All lines below must be repeated exactly, with the pictures omitted.
^^^^^^^^
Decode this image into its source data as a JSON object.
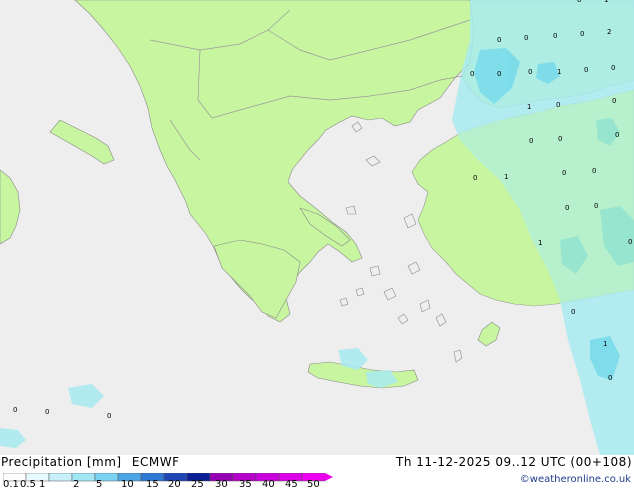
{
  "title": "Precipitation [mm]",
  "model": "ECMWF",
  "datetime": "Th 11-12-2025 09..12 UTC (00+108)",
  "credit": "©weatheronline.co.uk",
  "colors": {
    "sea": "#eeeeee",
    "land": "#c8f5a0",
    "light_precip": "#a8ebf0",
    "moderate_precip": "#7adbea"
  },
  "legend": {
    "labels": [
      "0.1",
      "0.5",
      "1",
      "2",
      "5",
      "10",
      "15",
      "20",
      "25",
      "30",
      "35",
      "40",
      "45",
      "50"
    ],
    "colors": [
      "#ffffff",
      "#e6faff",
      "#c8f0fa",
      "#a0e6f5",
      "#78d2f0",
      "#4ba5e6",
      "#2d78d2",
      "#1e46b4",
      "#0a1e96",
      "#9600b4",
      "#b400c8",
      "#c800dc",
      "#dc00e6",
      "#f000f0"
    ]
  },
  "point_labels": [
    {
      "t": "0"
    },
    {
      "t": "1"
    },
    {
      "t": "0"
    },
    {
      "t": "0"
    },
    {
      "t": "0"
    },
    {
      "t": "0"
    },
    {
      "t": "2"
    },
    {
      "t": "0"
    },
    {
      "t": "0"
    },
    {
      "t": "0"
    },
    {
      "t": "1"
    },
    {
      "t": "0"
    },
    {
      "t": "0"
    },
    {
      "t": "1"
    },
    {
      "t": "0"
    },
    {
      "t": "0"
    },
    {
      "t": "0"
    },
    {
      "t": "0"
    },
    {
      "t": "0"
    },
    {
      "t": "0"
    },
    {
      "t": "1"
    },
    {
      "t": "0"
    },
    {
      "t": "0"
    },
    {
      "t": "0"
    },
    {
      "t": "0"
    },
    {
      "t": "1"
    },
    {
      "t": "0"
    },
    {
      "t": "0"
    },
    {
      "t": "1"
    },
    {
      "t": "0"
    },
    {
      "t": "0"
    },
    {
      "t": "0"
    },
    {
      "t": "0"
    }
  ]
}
^^^^^^^^
* **TASK OUTPUT**
Decode this image into its source data as a JSON object.
{
  "title": "Precipitation [mm]",
  "model": "ECMWF",
  "datetime": "Th 11-12-2025 09..12 UTC (00+108)",
  "credit": "©weatheronline.co.uk",
  "colors": {
    "sea": "#eeeeee",
    "land": "#c8f5a0",
    "light_precip": "#a8ebf0",
    "moderate_precip": "#7adbea"
  },
  "legend": {
    "labels": [
      "0.1",
      "0.5",
      "1",
      "2",
      "5",
      "10",
      "15",
      "20",
      "25",
      "30",
      "35",
      "40",
      "45",
      "50"
    ],
    "colors": [
      "#ffffff",
      "#e6faff",
      "#c8f0fa",
      "#a0e6f5",
      "#78d2f0",
      "#4ba5e6",
      "#2d78d2",
      "#1e46b4",
      "#0a1e96",
      "#9600b4",
      "#b400c8",
      "#c800dc",
      "#dc00e6",
      "#f000f0"
    ]
  },
  "point_labels": [
    {
      "t": "0"
    },
    {
      "t": "1"
    },
    {
      "t": "0"
    },
    {
      "t": "0"
    },
    {
      "t": "0"
    },
    {
      "t": "0"
    },
    {
      "t": "2"
    },
    {
      "t": "0"
    },
    {
      "t": "0"
    },
    {
      "t": "0"
    },
    {
      "t": "1"
    },
    {
      "t": "0"
    },
    {
      "t": "0"
    },
    {
      "t": "1"
    },
    {
      "t": "0"
    },
    {
      "t": "0"
    },
    {
      "t": "0"
    },
    {
      "t": "0"
    },
    {
      "t": "0"
    },
    {
      "t": "0"
    },
    {
      "t": "1"
    },
    {
      "t": "0"
    },
    {
      "t": "0"
    },
    {
      "t": "0"
    },
    {
      "t": "0"
    },
    {
      "t": "1"
    },
    {
      "t": "0"
    },
    {
      "t": "0"
    },
    {
      "t": "1"
    },
    {
      "t": "0"
    },
    {
      "t": "0"
    },
    {
      "t": "0"
    },
    {
      "t": "0"
    }
  ]
}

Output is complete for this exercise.